| Exercise prompt |
Go through the listing and return every line with "CATANIA" in it.

----------------------------------------

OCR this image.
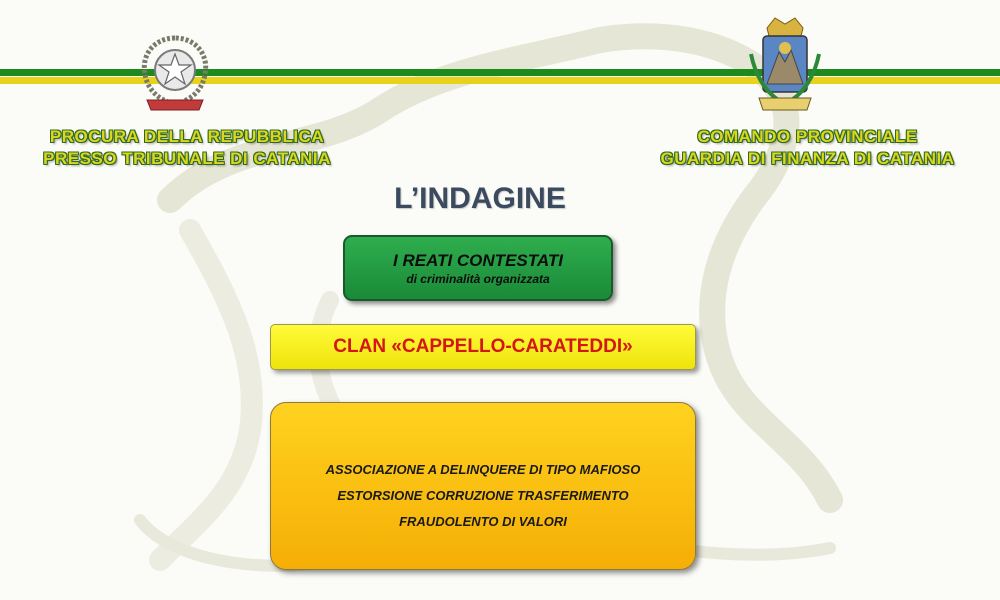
PROCURA DELLA REPUBBLICA
PRESSO TRIBUNALE DI CATANIA
COMANDO PROVINCIALE
GUARDIA DI FINANZA DI CATANIA
L’INDAGINE
I REATI CONTESTATI
di criminalità organizzata
CLAN «CAPPELLO-CARATEDDI»
ASSOCIAZIONE A DELINQUERE DI TIPO MAFIOSO
ESTORSIONE CORRUZIONE TRASFERIMENTO
FRAUDOLENTO DI VALORI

----------------------------------------

| Output of the task |
PRESSO TRIBUNALE DI CATANIA
GUARDIA DI FINANZA DI CATANIA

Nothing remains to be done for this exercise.